◆ **AIM**: Which lines below hold the word "name"? Copy all of them.

◆ **SUPPLIED DATA**:

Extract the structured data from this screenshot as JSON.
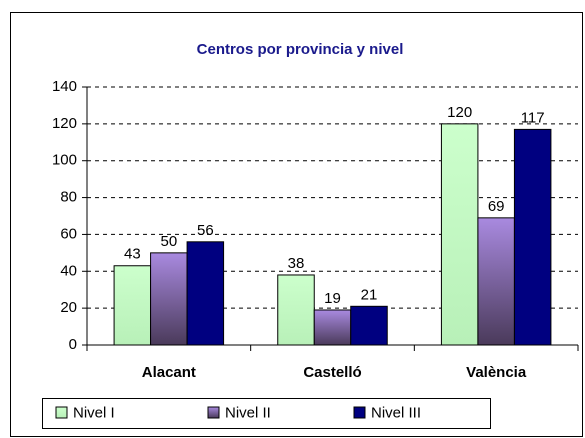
{
  "chart_data": {
    "type": "bar",
    "title": "Centros por provincia y nivel",
    "categories": [
      "Alacant",
      "Castelló",
      "València"
    ],
    "series": [
      {
        "name": "Nivel I",
        "color": "#ccffcc",
        "values": [
          43,
          38,
          120
        ]
      },
      {
        "name": "Nivel II",
        "color": "#a98ae0",
        "values": [
          50,
          19,
          69
        ]
      },
      {
        "name": "Nivel III",
        "color": "#000080",
        "values": [
          56,
          21,
          117
        ]
      }
    ],
    "ylim": [
      0,
      140
    ],
    "yticks": [
      0,
      20,
      40,
      60,
      80,
      100,
      120,
      140
    ],
    "grid": true,
    "legend": "bottom"
  }
}
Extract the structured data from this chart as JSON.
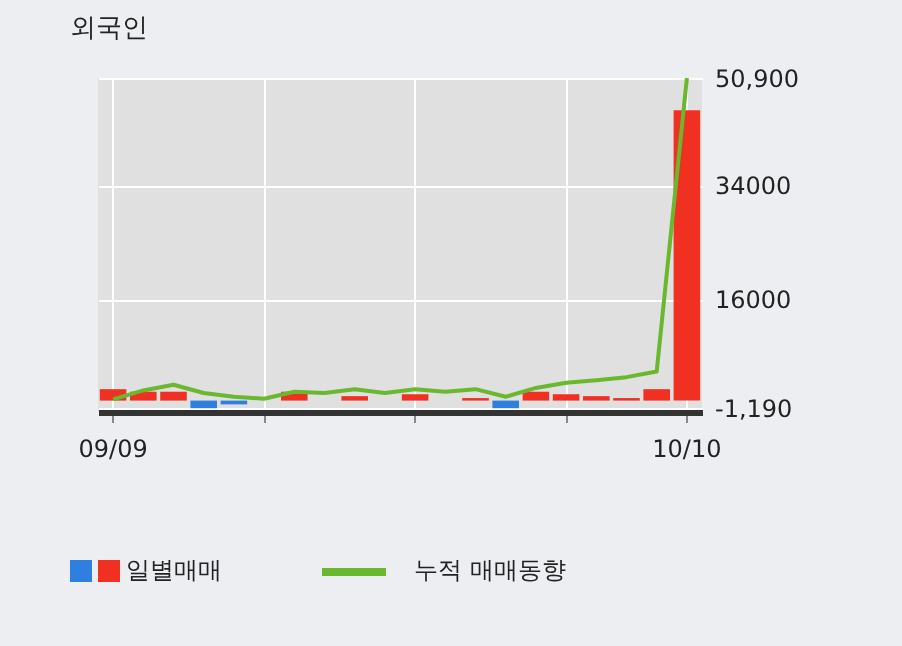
{
  "chart_data": {
    "type": "bar",
    "title": "외국인",
    "categories": [
      "09/09",
      null,
      null,
      null,
      null,
      null,
      null,
      null,
      null,
      null,
      null,
      null,
      null,
      null,
      null,
      null,
      null,
      null,
      null,
      "10/10"
    ],
    "series": [
      {
        "name": "일별매매",
        "colors": [
          "#f03020",
          "#f03020",
          "#f03020",
          "#2f7fe0",
          "#2f7fe0",
          "#f03020",
          "#f03020",
          "#f03020",
          "#f03020",
          "#f03020",
          "#f03020",
          "#f03020",
          "#f03020",
          "#2f7fe0",
          "#f03020",
          "#f03020",
          "#f03020",
          "#f03020",
          "#f03020",
          "#f03020"
        ],
        "values": [
          1800,
          1400,
          1400,
          -1200,
          -600,
          0,
          1400,
          0,
          700,
          0,
          1000,
          0,
          400,
          -1200,
          1400,
          1000,
          700,
          400,
          1800,
          45800
        ]
      },
      {
        "name": "누적 매매동향",
        "type": "line",
        "color": "#6ab82e",
        "values": [
          200,
          1600,
          2500,
          1200,
          600,
          300,
          1400,
          1200,
          1800,
          1200,
          1800,
          1400,
          1800,
          600,
          2000,
          2800,
          3200,
          3700,
          4600,
          50900
        ]
      }
    ],
    "ylim": [
      -1800,
      50900
    ],
    "yticks": [
      {
        "value": 50900,
        "label": "50,900"
      },
      34000,
      16000,
      {
        "value": -1190,
        "label": "-1,190"
      }
    ],
    "grid": true,
    "legend": "bottom"
  }
}
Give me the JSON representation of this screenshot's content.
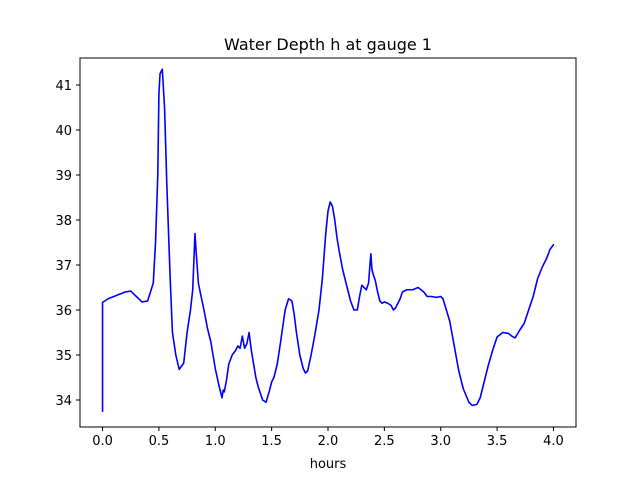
{
  "chart_data": {
    "type": "line",
    "title": "Water Depth h at gauge 1",
    "xlabel": "hours",
    "ylabel": "",
    "xlim": [
      -0.2,
      4.2
    ],
    "ylim": [
      33.4,
      41.6
    ],
    "xticks": [
      0.0,
      0.5,
      1.0,
      1.5,
      2.0,
      2.5,
      3.0,
      3.5,
      4.0
    ],
    "xtick_labels": [
      "0.0",
      "0.5",
      "1.0",
      "1.5",
      "2.0",
      "2.5",
      "3.0",
      "3.5",
      "4.0"
    ],
    "yticks": [
      34,
      35,
      36,
      37,
      38,
      39,
      40,
      41
    ],
    "ytick_labels": [
      "34",
      "35",
      "36",
      "37",
      "38",
      "39",
      "40",
      "41"
    ],
    "grid": false,
    "series": [
      {
        "color": "#0000ff",
        "x": [
          0.0,
          0.0,
          0.02,
          0.05,
          0.1,
          0.15,
          0.2,
          0.25,
          0.3,
          0.35,
          0.4,
          0.45,
          0.47,
          0.49,
          0.5,
          0.51,
          0.53,
          0.55,
          0.57,
          0.6,
          0.62,
          0.65,
          0.68,
          0.72,
          0.75,
          0.78,
          0.8,
          0.82,
          0.83,
          0.85,
          0.87,
          0.9,
          0.93,
          0.96,
          1.0,
          1.03,
          1.06,
          1.07,
          1.08,
          1.1,
          1.12,
          1.15,
          1.18,
          1.2,
          1.22,
          1.24,
          1.26,
          1.28,
          1.3,
          1.32,
          1.34,
          1.36,
          1.38,
          1.4,
          1.42,
          1.45,
          1.48,
          1.5,
          1.52,
          1.55,
          1.58,
          1.62,
          1.65,
          1.68,
          1.7,
          1.72,
          1.75,
          1.78,
          1.8,
          1.82,
          1.85,
          1.88,
          1.9,
          1.92,
          1.95,
          1.98,
          2.0,
          2.02,
          2.04,
          2.06,
          2.08,
          2.1,
          2.13,
          2.16,
          2.2,
          2.23,
          2.26,
          2.28,
          2.3,
          2.32,
          2.34,
          2.36,
          2.38,
          2.39,
          2.4,
          2.42,
          2.44,
          2.46,
          2.48,
          2.5,
          2.53,
          2.56,
          2.58,
          2.6,
          2.62,
          2.64,
          2.66,
          2.7,
          2.75,
          2.8,
          2.85,
          2.88,
          2.92,
          2.96,
          3.0,
          3.02,
          3.05,
          3.08,
          3.12,
          3.16,
          3.2,
          3.25,
          3.28,
          3.32,
          3.35,
          3.38,
          3.42,
          3.46,
          3.5,
          3.55,
          3.6,
          3.63,
          3.66,
          3.7,
          3.74,
          3.78,
          3.82,
          3.86,
          3.9,
          3.94,
          3.97,
          4.0
        ],
        "y": [
          33.75,
          36.17,
          36.2,
          36.25,
          36.3,
          36.35,
          36.4,
          36.42,
          36.3,
          36.18,
          36.2,
          36.6,
          37.5,
          39.0,
          40.8,
          41.25,
          41.35,
          40.5,
          38.8,
          36.7,
          35.5,
          35.0,
          34.68,
          34.82,
          35.5,
          36.0,
          36.45,
          37.7,
          37.3,
          36.6,
          36.35,
          36.0,
          35.6,
          35.3,
          34.7,
          34.35,
          34.05,
          34.22,
          34.18,
          34.45,
          34.8,
          35.0,
          35.1,
          35.2,
          35.15,
          35.42,
          35.15,
          35.25,
          35.5,
          35.1,
          34.8,
          34.5,
          34.3,
          34.15,
          34.0,
          33.95,
          34.2,
          34.4,
          34.5,
          34.8,
          35.3,
          36.0,
          36.25,
          36.2,
          35.9,
          35.5,
          35.0,
          34.7,
          34.6,
          34.65,
          35.0,
          35.4,
          35.7,
          36.0,
          36.7,
          37.7,
          38.2,
          38.4,
          38.3,
          38.0,
          37.6,
          37.3,
          36.9,
          36.6,
          36.2,
          36.0,
          36.0,
          36.3,
          36.55,
          36.5,
          36.45,
          36.6,
          37.25,
          36.9,
          36.8,
          36.65,
          36.4,
          36.2,
          36.15,
          36.18,
          36.15,
          36.1,
          36.0,
          36.05,
          36.15,
          36.25,
          36.4,
          36.45,
          36.45,
          36.5,
          36.4,
          36.3,
          36.3,
          36.28,
          36.3,
          36.25,
          36.0,
          35.75,
          35.2,
          34.65,
          34.25,
          33.95,
          33.88,
          33.9,
          34.05,
          34.35,
          34.75,
          35.1,
          35.4,
          35.5,
          35.48,
          35.42,
          35.38,
          35.55,
          35.7,
          36.0,
          36.3,
          36.7,
          36.95,
          37.15,
          37.35,
          37.45
        ]
      }
    ]
  }
}
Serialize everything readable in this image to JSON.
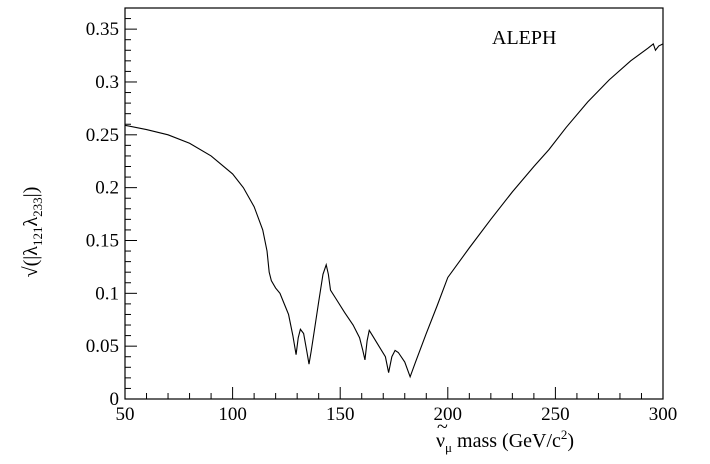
{
  "chart_data": {
    "type": "line",
    "title": "",
    "annotation": "ALEPH",
    "xlabel": {
      "nu": "ν",
      "mu": "μ",
      "text": " mass (GeV/c",
      "sup": "2",
      "close": ")"
    },
    "ylabel": {
      "prefix": "√(|λ",
      "sub1": "121",
      "mid": "λ",
      "sub2": "233",
      "suffix": "|)"
    },
    "xlim": [
      50,
      300
    ],
    "ylim": [
      0,
      0.37
    ],
    "xticks": [
      50,
      100,
      150,
      200,
      250,
      300
    ],
    "xtick_labels": [
      "50",
      "100",
      "150",
      "200",
      "250",
      "300"
    ],
    "yticks": [
      0,
      0.05,
      0.1,
      0.15,
      0.2,
      0.25,
      0.3,
      0.35
    ],
    "ytick_labels": [
      "0",
      "0.05",
      "0.1",
      "0.15",
      "0.2",
      "0.25",
      "0.3",
      "0.35"
    ],
    "grid": false,
    "series": [
      {
        "points": [
          [
            50,
            0.259
          ],
          [
            60,
            0.255
          ],
          [
            70,
            0.25
          ],
          [
            80,
            0.242
          ],
          [
            90,
            0.23
          ],
          [
            100,
            0.213
          ],
          [
            105,
            0.2
          ],
          [
            110,
            0.182
          ],
          [
            114,
            0.16
          ],
          [
            116,
            0.14
          ],
          [
            117,
            0.12
          ],
          [
            118,
            0.112
          ],
          [
            120,
            0.105
          ],
          [
            122,
            0.1
          ],
          [
            124,
            0.09
          ],
          [
            126,
            0.08
          ],
          [
            128,
            0.06
          ],
          [
            129.5,
            0.042
          ],
          [
            130.5,
            0.058
          ],
          [
            131.5,
            0.066
          ],
          [
            133,
            0.062
          ],
          [
            134.5,
            0.045
          ],
          [
            135.5,
            0.033
          ],
          [
            136.5,
            0.045
          ],
          [
            138,
            0.065
          ],
          [
            140,
            0.092
          ],
          [
            142,
            0.118
          ],
          [
            143.5,
            0.127
          ],
          [
            144.5,
            0.118
          ],
          [
            145.5,
            0.103
          ],
          [
            148,
            0.095
          ],
          [
            152,
            0.082
          ],
          [
            156,
            0.07
          ],
          [
            159,
            0.058
          ],
          [
            160.5,
            0.046
          ],
          [
            161.5,
            0.037
          ],
          [
            162.5,
            0.055
          ],
          [
            163.5,
            0.065
          ],
          [
            165,
            0.06
          ],
          [
            168,
            0.05
          ],
          [
            171,
            0.04
          ],
          [
            172.5,
            0.025
          ],
          [
            174,
            0.04
          ],
          [
            175.5,
            0.046
          ],
          [
            177,
            0.044
          ],
          [
            180,
            0.035
          ],
          [
            182.5,
            0.021
          ],
          [
            185,
            0.035
          ],
          [
            190,
            0.062
          ],
          [
            195,
            0.088
          ],
          [
            200,
            0.115
          ],
          [
            210,
            0.143
          ],
          [
            220,
            0.17
          ],
          [
            230,
            0.196
          ],
          [
            240,
            0.22
          ],
          [
            247,
            0.236
          ],
          [
            255,
            0.257
          ],
          [
            265,
            0.281
          ],
          [
            275,
            0.302
          ],
          [
            285,
            0.32
          ],
          [
            293,
            0.332
          ],
          [
            295.5,
            0.336
          ],
          [
            296.5,
            0.33
          ],
          [
            298,
            0.334
          ],
          [
            300,
            0.336
          ]
        ]
      }
    ],
    "line_color": "#000000"
  }
}
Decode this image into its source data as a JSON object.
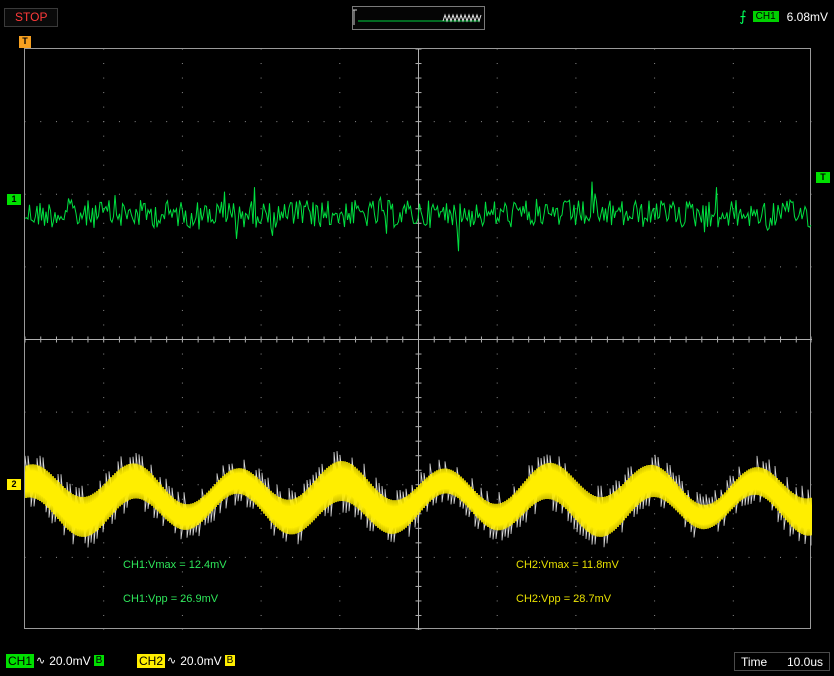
{
  "status": {
    "run_state": "STOP"
  },
  "trigger": {
    "channel": "CH1",
    "level": "6.08mV",
    "edge_icon": "rising-edge-icon"
  },
  "markers": {
    "ch1": "1",
    "ch2": "2",
    "trigger_level": "T",
    "trigger_position": "T"
  },
  "measurements": {
    "ch1_vmax": "CH1:Vmax = 12.4mV",
    "ch1_vpp": "CH1:Vpp = 26.9mV",
    "ch2_vmax": "CH2:Vmax = 11.8mV",
    "ch2_vpp": "CH2:Vpp = 28.7mV"
  },
  "bottom": {
    "ch1": {
      "label": "CH1",
      "coupling_icon": "ac-coupling-icon",
      "coupling_symbol": "∿",
      "scale": "20.0mV",
      "bw": "B"
    },
    "ch2": {
      "label": "CH2",
      "coupling_icon": "ac-coupling-icon",
      "coupling_symbol": "∿",
      "scale": "20.0mV",
      "bw": "B"
    },
    "time": {
      "label": "Time",
      "value": "10.0us"
    }
  },
  "colors": {
    "ch1": "#00e040",
    "ch2": "#ffee00",
    "background": "#000000",
    "grid": "#8c8c8c",
    "stop": "#ff3a3a"
  }
}
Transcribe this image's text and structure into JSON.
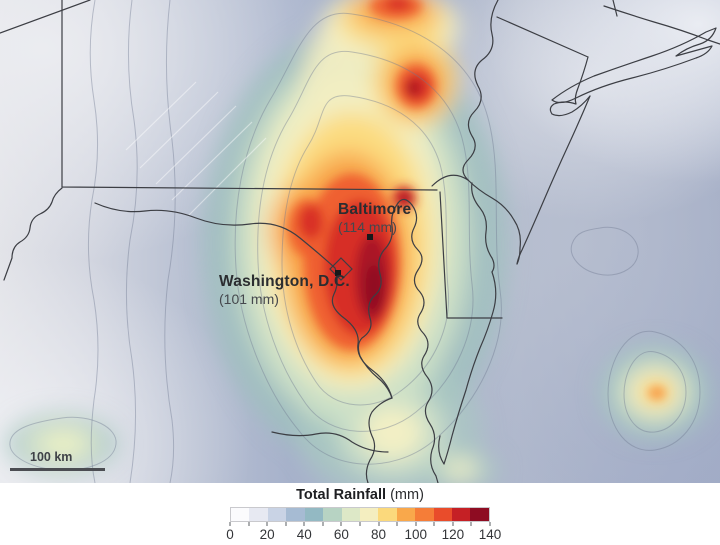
{
  "map": {
    "labels": [
      {
        "name": "Baltimore",
        "value": "(114 mm)"
      },
      {
        "name": "Washington, D.C.",
        "value": "(101 mm)"
      }
    ],
    "scale_bar": {
      "label": "100 km"
    }
  },
  "legend": {
    "title": "Total Rainfall",
    "units": "(mm)",
    "min": 0,
    "max": 140,
    "minor_tick_step": 10,
    "tick_labels": [
      "0",
      "20",
      "40",
      "60",
      "80",
      "100",
      "120",
      "140"
    ],
    "segment_colors": [
      "#fbfbfd",
      "#e7e9f2",
      "#c9d3e5",
      "#a6bbd3",
      "#93b9c3",
      "#b7d3c3",
      "#dde8c7",
      "#f4eec0",
      "#fbd97c",
      "#f9a84b",
      "#f57d38",
      "#e94c2b",
      "#c52025",
      "#8e0c22"
    ]
  },
  "chart_data": {
    "type": "heatmap",
    "title": "Total Rainfall (mm)",
    "colorbar": {
      "min": 0,
      "max": 140,
      "label_step": 20,
      "minor_tick_step": 10,
      "colors": [
        "#fbfbfd",
        "#e7e9f2",
        "#c9d3e5",
        "#a6bbd3",
        "#93b9c3",
        "#b7d3c3",
        "#dde8c7",
        "#f4eec0",
        "#fbd97c",
        "#f9a84b",
        "#f57d38",
        "#e94c2b",
        "#c52025",
        "#8e0c22"
      ]
    },
    "annotated_points": [
      {
        "name": "Baltimore",
        "rainfall_mm": 114
      },
      {
        "name": "Washington, D.C.",
        "rainfall_mm": 101
      }
    ],
    "scale_bar_km": 100
  }
}
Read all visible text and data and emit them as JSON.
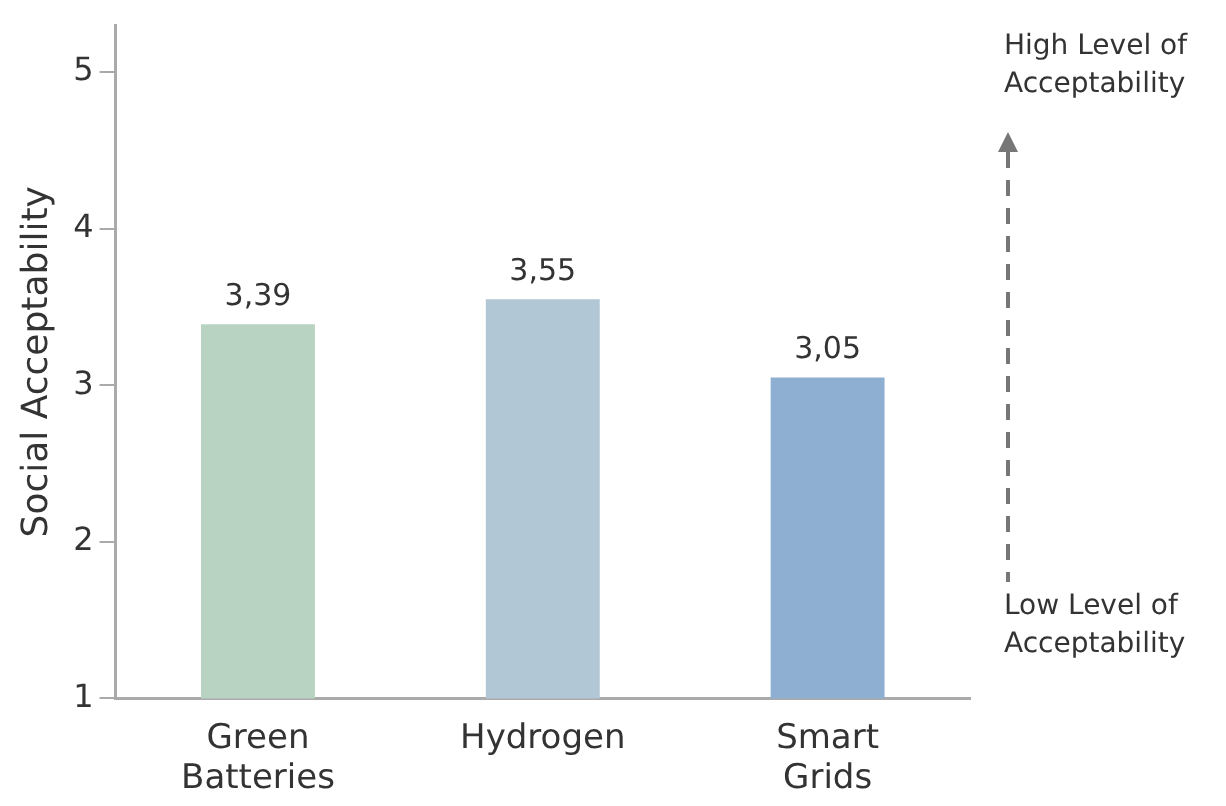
{
  "chart_data": {
    "type": "bar",
    "ylabel": "Social Acceptability",
    "categories": [
      "Green Batteries",
      "Hydrogen",
      "Smart Grids"
    ],
    "values": [
      3.39,
      3.55,
      3.05
    ],
    "value_labels": [
      "3,39",
      "3,55",
      "3,05"
    ],
    "colors": [
      "#b8d3c2",
      "#b2c7d6",
      "#8eafd2"
    ],
    "ylim": [
      1,
      5.3
    ],
    "yticks": [
      1,
      2,
      3,
      4,
      5
    ],
    "grid": false,
    "legend": false,
    "annotations": [
      "High Level of Acceptability",
      "Low Level of Acceptability"
    ]
  }
}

◆ **SOLUTION TO THIS TASK**:
        "name": "Nivel I",
        "name": "Nivel II",
        "name": "Nivel III",
        "name": "일별매매",
        "name": "누적 매매동향",
        "name": "Baltimore",
        "name": "Washington, D.C.",
        "name": "Baltimore",
        "name": "Washington, D.C.",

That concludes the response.